WRITTEN TASK — Select every line holding the word "icon" and copy it.

* Begin *

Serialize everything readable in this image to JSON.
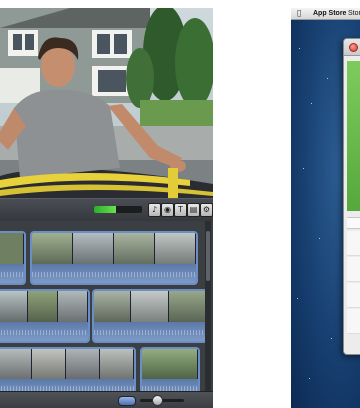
{
  "imovie": {
    "audio_meter_level": 0.45,
    "toolbar_buttons": [
      "voiceover-icon",
      "camera-icon",
      "title-icon",
      "transition-icon",
      "effects-icon"
    ],
    "toolbar_glyphs": [
      "♪",
      "◉",
      "T",
      "▤",
      "⚙"
    ]
  },
  "desktop": {
    "menubar": {
      "apple_glyph": "",
      "app_name": "App Store",
      "next_menu": "Store"
    }
  },
  "colors": {
    "imovie_bg": "#2d3034",
    "clip_border": "#6b8fc4",
    "app_banner": "#6fbf4f",
    "close_button": "#d4392d",
    "desktop_bg": "#173f70"
  }
}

* End *

WRITTEN ANSWER —
      "voiceover-icon",
      "camera-icon",
      "title-icon",
      "transition-icon",
      "effects-icon"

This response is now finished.